■ **SOURCE DATA**
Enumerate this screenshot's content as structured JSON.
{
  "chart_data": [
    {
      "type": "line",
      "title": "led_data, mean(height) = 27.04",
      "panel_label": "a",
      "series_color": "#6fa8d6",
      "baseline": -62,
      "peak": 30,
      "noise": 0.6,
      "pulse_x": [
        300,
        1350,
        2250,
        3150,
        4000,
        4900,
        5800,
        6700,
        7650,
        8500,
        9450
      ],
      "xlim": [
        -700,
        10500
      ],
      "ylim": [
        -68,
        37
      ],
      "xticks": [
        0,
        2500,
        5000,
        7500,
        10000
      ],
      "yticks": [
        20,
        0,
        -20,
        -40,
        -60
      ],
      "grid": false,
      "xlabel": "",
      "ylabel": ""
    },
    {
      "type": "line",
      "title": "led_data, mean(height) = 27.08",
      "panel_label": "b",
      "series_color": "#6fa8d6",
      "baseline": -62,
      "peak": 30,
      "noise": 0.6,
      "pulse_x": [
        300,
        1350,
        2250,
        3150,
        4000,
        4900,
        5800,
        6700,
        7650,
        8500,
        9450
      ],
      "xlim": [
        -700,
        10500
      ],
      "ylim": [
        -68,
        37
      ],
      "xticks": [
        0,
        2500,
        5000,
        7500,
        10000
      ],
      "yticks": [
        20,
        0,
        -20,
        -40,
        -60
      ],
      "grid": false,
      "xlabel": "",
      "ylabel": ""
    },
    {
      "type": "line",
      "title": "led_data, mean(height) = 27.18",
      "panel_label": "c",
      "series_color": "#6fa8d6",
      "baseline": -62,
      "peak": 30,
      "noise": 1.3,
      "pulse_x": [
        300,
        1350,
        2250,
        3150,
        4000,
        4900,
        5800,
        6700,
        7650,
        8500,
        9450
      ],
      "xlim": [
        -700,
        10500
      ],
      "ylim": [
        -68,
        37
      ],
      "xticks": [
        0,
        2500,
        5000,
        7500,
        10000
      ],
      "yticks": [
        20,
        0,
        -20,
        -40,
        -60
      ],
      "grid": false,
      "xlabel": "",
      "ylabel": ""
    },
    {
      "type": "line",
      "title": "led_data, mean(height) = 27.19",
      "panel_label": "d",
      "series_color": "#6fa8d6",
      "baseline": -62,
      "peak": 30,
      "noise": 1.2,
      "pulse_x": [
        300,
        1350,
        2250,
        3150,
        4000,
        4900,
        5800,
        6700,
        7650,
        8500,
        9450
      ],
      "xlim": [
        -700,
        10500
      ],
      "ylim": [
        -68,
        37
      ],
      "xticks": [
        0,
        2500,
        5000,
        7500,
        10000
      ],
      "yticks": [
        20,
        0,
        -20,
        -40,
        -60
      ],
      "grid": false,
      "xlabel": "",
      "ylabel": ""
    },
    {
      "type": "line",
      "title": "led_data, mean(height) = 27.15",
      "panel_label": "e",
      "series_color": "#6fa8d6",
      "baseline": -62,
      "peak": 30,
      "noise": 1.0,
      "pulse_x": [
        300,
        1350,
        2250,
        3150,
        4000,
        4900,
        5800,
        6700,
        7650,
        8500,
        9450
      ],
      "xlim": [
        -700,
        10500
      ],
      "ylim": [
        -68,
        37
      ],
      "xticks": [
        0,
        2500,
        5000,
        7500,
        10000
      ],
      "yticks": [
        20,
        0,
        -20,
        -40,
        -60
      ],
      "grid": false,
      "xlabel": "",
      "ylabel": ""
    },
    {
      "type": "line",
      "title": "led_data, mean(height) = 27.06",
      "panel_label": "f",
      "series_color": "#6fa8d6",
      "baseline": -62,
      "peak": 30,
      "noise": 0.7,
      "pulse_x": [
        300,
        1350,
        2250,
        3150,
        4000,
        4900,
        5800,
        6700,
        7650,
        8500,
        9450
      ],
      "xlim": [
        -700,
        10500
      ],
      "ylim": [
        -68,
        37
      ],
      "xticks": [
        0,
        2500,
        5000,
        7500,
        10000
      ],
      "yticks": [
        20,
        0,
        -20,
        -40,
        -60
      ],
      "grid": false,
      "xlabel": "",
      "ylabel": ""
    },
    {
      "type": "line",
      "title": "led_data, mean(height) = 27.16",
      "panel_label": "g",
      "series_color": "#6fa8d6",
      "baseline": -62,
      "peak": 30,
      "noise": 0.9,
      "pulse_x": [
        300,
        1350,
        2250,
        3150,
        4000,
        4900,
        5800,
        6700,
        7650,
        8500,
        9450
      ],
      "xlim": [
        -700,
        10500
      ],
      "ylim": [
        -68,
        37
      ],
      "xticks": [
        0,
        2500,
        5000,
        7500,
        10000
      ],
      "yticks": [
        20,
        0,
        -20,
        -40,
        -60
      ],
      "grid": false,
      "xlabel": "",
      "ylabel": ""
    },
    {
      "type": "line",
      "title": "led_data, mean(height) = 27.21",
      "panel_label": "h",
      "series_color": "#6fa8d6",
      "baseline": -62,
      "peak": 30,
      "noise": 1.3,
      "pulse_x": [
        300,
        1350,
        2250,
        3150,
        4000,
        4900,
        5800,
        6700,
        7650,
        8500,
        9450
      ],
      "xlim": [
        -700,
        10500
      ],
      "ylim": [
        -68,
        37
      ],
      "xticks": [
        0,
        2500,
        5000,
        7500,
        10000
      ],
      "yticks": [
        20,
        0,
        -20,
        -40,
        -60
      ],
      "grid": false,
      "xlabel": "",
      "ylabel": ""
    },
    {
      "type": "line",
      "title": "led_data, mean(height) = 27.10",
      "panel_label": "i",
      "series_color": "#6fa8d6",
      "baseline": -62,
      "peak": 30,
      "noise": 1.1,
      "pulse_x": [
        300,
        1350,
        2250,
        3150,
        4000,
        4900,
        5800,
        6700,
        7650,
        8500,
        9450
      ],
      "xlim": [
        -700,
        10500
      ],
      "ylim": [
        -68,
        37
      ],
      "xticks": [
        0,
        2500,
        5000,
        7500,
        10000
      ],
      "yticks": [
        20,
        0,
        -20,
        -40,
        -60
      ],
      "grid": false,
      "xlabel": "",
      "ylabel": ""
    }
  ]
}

■ **WORK TO BE COMPLETED**
Every entry above should be retyped exactly as shown.

■ **FULL OUTPUT**
Enumerate this screenshot's content as structured JSON.
{
  "chart_data": [
    {
      "type": "line",
      "title": "led_data, mean(height) = 27.04",
      "panel_label": "a",
      "series_color": "#6fa8d6",
      "baseline": -62,
      "peak": 30,
      "noise": 0.6,
      "pulse_x": [
        300,
        1350,
        2250,
        3150,
        4000,
        4900,
        5800,
        6700,
        7650,
        8500,
        9450
      ],
      "xlim": [
        -700,
        10500
      ],
      "ylim": [
        -68,
        37
      ],
      "xticks": [
        0,
        2500,
        5000,
        7500,
        10000
      ],
      "yticks": [
        20,
        0,
        -20,
        -40,
        -60
      ],
      "grid": false,
      "xlabel": "",
      "ylabel": ""
    },
    {
      "type": "line",
      "title": "led_data, mean(height) = 27.08",
      "panel_label": "b",
      "series_color": "#6fa8d6",
      "baseline": -62,
      "peak": 30,
      "noise": 0.6,
      "pulse_x": [
        300,
        1350,
        2250,
        3150,
        4000,
        4900,
        5800,
        6700,
        7650,
        8500,
        9450
      ],
      "xlim": [
        -700,
        10500
      ],
      "ylim": [
        -68,
        37
      ],
      "xticks": [
        0,
        2500,
        5000,
        7500,
        10000
      ],
      "yticks": [
        20,
        0,
        -20,
        -40,
        -60
      ],
      "grid": false,
      "xlabel": "",
      "ylabel": ""
    },
    {
      "type": "line",
      "title": "led_data, mean(height) = 27.18",
      "panel_label": "c",
      "series_color": "#6fa8d6",
      "baseline": -62,
      "peak": 30,
      "noise": 1.3,
      "pulse_x": [
        300,
        1350,
        2250,
        3150,
        4000,
        4900,
        5800,
        6700,
        7650,
        8500,
        9450
      ],
      "xlim": [
        -700,
        10500
      ],
      "ylim": [
        -68,
        37
      ],
      "xticks": [
        0,
        2500,
        5000,
        7500,
        10000
      ],
      "yticks": [
        20,
        0,
        -20,
        -40,
        -60
      ],
      "grid": false,
      "xlabel": "",
      "ylabel": ""
    },
    {
      "type": "line",
      "title": "led_data, mean(height) = 27.19",
      "panel_label": "d",
      "series_color": "#6fa8d6",
      "baseline": -62,
      "peak": 30,
      "noise": 1.2,
      "pulse_x": [
        300,
        1350,
        2250,
        3150,
        4000,
        4900,
        5800,
        6700,
        7650,
        8500,
        9450
      ],
      "xlim": [
        -700,
        10500
      ],
      "ylim": [
        -68,
        37
      ],
      "xticks": [
        0,
        2500,
        5000,
        7500,
        10000
      ],
      "yticks": [
        20,
        0,
        -20,
        -40,
        -60
      ],
      "grid": false,
      "xlabel": "",
      "ylabel": ""
    },
    {
      "type": "line",
      "title": "led_data, mean(height) = 27.15",
      "panel_label": "e",
      "series_color": "#6fa8d6",
      "baseline": -62,
      "peak": 30,
      "noise": 1.0,
      "pulse_x": [
        300,
        1350,
        2250,
        3150,
        4000,
        4900,
        5800,
        6700,
        7650,
        8500,
        9450
      ],
      "xlim": [
        -700,
        10500
      ],
      "ylim": [
        -68,
        37
      ],
      "xticks": [
        0,
        2500,
        5000,
        7500,
        10000
      ],
      "yticks": [
        20,
        0,
        -20,
        -40,
        -60
      ],
      "grid": false,
      "xlabel": "",
      "ylabel": ""
    },
    {
      "type": "line",
      "title": "led_data, mean(height) = 27.06",
      "panel_label": "f",
      "series_color": "#6fa8d6",
      "baseline": -62,
      "peak": 30,
      "noise": 0.7,
      "pulse_x": [
        300,
        1350,
        2250,
        3150,
        4000,
        4900,
        5800,
        6700,
        7650,
        8500,
        9450
      ],
      "xlim": [
        -700,
        10500
      ],
      "ylim": [
        -68,
        37
      ],
      "xticks": [
        0,
        2500,
        5000,
        7500,
        10000
      ],
      "yticks": [
        20,
        0,
        -20,
        -40,
        -60
      ],
      "grid": false,
      "xlabel": "",
      "ylabel": ""
    },
    {
      "type": "line",
      "title": "led_data, mean(height) = 27.16",
      "panel_label": "g",
      "series_color": "#6fa8d6",
      "baseline": -62,
      "peak": 30,
      "noise": 0.9,
      "pulse_x": [
        300,
        1350,
        2250,
        3150,
        4000,
        4900,
        5800,
        6700,
        7650,
        8500,
        9450
      ],
      "xlim": [
        -700,
        10500
      ],
      "ylim": [
        -68,
        37
      ],
      "xticks": [
        0,
        2500,
        5000,
        7500,
        10000
      ],
      "yticks": [
        20,
        0,
        -20,
        -40,
        -60
      ],
      "grid": false,
      "xlabel": "",
      "ylabel": ""
    },
    {
      "type": "line",
      "title": "led_data, mean(height) = 27.21",
      "panel_label": "h",
      "series_color": "#6fa8d6",
      "baseline": -62,
      "peak": 30,
      "noise": 1.3,
      "pulse_x": [
        300,
        1350,
        2250,
        3150,
        4000,
        4900,
        5800,
        6700,
        7650,
        8500,
        9450
      ],
      "xlim": [
        -700,
        10500
      ],
      "ylim": [
        -68,
        37
      ],
      "xticks": [
        0,
        2500,
        5000,
        7500,
        10000
      ],
      "yticks": [
        20,
        0,
        -20,
        -40,
        -60
      ],
      "grid": false,
      "xlabel": "",
      "ylabel": ""
    },
    {
      "type": "line",
      "title": "led_data, mean(height) = 27.10",
      "panel_label": "i",
      "series_color": "#6fa8d6",
      "baseline": -62,
      "peak": 30,
      "noise": 1.1,
      "pulse_x": [
        300,
        1350,
        2250,
        3150,
        4000,
        4900,
        5800,
        6700,
        7650,
        8500,
        9450
      ],
      "xlim": [
        -700,
        10500
      ],
      "ylim": [
        -68,
        37
      ],
      "xticks": [
        0,
        2500,
        5000,
        7500,
        10000
      ],
      "yticks": [
        20,
        0,
        -20,
        -40,
        -60
      ],
      "grid": false,
      "xlabel": "",
      "ylabel": ""
    }
  ]
}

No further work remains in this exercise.